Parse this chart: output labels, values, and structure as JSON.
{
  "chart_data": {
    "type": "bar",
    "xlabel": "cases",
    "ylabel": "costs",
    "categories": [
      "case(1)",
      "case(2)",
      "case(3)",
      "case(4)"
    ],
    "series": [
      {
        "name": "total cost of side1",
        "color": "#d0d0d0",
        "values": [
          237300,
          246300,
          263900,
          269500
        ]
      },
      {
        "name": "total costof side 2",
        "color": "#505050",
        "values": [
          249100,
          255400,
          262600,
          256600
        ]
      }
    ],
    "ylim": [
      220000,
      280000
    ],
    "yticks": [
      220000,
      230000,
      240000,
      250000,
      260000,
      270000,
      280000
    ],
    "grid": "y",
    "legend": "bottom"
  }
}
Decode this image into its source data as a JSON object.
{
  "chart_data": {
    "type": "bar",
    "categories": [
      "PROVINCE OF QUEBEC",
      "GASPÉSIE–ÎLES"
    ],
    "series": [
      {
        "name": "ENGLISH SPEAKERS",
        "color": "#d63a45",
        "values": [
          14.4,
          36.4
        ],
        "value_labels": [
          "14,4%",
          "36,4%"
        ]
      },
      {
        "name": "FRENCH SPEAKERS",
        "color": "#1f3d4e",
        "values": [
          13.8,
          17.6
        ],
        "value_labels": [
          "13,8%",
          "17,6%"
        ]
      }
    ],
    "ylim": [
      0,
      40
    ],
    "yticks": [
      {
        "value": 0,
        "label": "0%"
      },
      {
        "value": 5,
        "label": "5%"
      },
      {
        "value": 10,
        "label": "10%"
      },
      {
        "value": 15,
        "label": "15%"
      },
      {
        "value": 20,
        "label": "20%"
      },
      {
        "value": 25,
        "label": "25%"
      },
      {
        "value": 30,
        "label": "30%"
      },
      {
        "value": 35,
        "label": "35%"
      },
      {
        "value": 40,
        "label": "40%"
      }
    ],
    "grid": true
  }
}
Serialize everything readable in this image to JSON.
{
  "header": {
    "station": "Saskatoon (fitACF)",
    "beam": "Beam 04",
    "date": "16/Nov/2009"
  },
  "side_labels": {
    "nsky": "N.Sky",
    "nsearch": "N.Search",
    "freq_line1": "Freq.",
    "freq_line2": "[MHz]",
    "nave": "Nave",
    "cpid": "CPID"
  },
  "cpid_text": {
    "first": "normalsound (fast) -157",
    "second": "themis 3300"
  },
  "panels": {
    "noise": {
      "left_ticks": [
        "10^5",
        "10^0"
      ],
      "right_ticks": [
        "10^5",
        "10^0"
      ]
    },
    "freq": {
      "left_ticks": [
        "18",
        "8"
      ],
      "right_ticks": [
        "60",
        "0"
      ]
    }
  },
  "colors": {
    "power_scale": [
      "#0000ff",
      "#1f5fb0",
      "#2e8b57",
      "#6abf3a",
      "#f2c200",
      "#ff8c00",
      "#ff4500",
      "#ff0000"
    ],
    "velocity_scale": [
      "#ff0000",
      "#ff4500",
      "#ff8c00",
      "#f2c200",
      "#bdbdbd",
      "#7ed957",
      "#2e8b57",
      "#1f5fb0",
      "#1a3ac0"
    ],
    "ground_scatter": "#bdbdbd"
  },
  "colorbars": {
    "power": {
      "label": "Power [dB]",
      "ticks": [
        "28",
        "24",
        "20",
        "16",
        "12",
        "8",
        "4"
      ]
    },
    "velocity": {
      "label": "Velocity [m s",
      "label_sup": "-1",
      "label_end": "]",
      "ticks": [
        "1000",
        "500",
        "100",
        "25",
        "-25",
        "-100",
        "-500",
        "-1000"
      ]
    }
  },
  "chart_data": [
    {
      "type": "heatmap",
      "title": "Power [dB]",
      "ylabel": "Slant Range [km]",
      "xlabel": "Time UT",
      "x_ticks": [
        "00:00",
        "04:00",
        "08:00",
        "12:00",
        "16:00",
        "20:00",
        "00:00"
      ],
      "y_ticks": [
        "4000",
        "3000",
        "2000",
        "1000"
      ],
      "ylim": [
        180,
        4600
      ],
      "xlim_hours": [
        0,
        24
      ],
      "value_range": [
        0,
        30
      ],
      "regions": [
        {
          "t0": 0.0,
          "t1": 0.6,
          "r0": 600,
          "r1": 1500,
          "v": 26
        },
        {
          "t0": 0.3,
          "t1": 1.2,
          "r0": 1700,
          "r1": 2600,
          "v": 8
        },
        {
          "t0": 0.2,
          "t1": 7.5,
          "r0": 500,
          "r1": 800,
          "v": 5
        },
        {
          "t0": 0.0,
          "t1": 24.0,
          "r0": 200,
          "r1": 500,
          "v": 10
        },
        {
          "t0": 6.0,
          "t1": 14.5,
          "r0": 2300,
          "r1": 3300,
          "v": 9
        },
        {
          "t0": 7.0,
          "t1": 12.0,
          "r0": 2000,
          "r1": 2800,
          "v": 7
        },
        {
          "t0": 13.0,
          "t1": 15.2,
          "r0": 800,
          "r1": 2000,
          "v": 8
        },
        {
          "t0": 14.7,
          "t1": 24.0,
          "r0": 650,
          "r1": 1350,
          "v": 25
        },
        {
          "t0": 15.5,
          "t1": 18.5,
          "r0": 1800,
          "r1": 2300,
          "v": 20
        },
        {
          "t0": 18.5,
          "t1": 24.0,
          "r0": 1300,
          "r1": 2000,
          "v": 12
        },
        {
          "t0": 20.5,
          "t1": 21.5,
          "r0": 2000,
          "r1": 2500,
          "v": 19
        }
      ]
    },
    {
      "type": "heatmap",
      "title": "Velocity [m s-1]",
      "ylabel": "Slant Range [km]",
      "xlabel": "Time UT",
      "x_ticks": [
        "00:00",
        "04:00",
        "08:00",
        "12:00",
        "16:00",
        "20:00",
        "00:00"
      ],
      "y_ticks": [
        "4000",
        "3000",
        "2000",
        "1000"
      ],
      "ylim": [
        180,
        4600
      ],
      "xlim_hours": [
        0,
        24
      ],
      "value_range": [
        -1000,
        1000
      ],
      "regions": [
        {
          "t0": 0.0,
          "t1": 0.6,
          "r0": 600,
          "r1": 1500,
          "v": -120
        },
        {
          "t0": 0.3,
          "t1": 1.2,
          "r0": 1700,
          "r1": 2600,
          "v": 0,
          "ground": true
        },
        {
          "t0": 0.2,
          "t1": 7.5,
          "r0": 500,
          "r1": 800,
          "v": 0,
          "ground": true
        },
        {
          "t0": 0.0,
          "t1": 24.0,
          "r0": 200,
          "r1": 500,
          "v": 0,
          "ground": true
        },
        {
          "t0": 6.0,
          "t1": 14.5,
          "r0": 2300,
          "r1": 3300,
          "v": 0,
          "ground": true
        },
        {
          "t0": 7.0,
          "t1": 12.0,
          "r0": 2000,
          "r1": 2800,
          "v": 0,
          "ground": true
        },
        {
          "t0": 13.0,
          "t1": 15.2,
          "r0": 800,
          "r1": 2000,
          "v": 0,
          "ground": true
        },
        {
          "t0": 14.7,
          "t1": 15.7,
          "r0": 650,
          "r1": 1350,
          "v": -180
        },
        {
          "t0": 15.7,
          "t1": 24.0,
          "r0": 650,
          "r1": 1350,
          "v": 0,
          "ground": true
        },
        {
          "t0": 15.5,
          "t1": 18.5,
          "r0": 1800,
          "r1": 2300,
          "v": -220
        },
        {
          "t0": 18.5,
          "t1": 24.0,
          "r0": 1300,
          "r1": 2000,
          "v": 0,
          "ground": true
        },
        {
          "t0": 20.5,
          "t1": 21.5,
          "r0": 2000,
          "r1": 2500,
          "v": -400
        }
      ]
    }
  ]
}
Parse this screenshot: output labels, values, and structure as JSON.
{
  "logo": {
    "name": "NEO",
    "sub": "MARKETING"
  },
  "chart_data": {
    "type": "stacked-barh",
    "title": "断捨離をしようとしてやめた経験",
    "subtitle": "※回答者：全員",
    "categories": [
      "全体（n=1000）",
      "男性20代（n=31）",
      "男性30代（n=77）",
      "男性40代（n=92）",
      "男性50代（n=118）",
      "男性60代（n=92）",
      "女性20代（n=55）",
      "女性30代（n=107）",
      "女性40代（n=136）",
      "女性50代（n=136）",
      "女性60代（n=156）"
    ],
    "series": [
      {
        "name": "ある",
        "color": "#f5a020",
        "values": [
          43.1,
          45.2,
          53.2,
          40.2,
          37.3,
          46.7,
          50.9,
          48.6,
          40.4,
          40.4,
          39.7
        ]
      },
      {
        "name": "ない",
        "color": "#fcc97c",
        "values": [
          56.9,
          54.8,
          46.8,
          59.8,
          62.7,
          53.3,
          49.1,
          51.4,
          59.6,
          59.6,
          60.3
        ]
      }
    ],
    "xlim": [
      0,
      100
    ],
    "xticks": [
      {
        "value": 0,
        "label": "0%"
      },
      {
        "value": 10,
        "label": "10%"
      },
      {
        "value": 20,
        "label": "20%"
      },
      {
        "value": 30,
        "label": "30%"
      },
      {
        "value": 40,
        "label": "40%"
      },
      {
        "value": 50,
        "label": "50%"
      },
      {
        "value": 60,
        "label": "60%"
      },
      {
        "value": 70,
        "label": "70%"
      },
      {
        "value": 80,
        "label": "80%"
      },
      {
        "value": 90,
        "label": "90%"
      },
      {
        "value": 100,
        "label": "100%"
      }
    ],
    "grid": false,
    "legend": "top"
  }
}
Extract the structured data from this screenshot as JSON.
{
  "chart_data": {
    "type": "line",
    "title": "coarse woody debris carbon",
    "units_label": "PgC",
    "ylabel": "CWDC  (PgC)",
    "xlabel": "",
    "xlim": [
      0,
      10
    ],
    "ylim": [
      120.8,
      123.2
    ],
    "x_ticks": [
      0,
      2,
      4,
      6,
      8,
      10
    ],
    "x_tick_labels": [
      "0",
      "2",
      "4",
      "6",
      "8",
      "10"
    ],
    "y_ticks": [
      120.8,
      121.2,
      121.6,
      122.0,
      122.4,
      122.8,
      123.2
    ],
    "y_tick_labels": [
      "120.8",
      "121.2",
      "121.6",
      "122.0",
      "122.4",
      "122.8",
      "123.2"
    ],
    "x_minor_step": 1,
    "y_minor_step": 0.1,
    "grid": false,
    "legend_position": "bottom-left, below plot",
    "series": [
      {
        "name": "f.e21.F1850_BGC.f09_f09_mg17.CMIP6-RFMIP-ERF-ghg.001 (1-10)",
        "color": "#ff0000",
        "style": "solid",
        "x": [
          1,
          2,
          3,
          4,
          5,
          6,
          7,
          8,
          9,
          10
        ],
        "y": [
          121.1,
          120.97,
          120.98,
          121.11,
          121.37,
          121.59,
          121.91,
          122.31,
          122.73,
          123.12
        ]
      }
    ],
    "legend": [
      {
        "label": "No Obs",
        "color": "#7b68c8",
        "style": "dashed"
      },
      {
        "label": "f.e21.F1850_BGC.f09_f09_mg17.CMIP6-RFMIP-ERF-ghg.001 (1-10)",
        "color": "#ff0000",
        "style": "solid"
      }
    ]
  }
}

----

*SHORT EXERCISE:* Give again, word for word, every line from the one holding "Extract the structured" to the end of the data.

*SOLUTION TO THIS PROBLEM:*
Extract the structured data from this screenshot as JSON.
{
  "chart_data": {
    "type": "line",
    "title": "coarse woody debris carbon",
    "units_label": "PgC",
    "ylabel": "CWDC  (PgC)",
    "xlabel": "",
    "xlim": [
      0,
      10
    ],
    "ylim": [
      120.8,
      123.2
    ],
    "x_ticks": [
      0,
      2,
      4,
      6,
      8,
      10
    ],
    "x_tick_labels": [
      "0",
      "2",
      "4",
      "6",
      "8",
      "10"
    ],
    "y_ticks": [
      120.8,
      121.2,
      121.6,
      122.0,
      122.4,
      122.8,
      123.2
    ],
    "y_tick_labels": [
      "120.8",
      "121.2",
      "121.6",
      "122.0",
      "122.4",
      "122.8",
      "123.2"
    ],
    "x_minor_step": 1,
    "y_minor_step": 0.1,
    "grid": false,
    "legend_position": "bottom-left, below plot",
    "series": [
      {
        "name": "f.e21.F1850_BGC.f09_f09_mg17.CMIP6-RFMIP-ERF-ghg.001 (1-10)",
        "color": "#ff0000",
        "style": "solid",
        "x": [
          1,
          2,
          3,
          4,
          5,
          6,
          7,
          8,
          9,
          10
        ],
        "y": [
          121.1,
          120.97,
          120.98,
          121.11,
          121.37,
          121.59,
          121.91,
          122.31,
          122.73,
          123.12
        ]
      }
    ],
    "legend": [
      {
        "label": "No Obs",
        "color": "#7b68c8",
        "style": "dashed"
      },
      {
        "label": "f.e21.F1850_BGC.f09_f09_mg17.CMIP6-RFMIP-ERF-ghg.001 (1-10)",
        "color": "#ff0000",
        "style": "solid"
      }
    ]
  }
}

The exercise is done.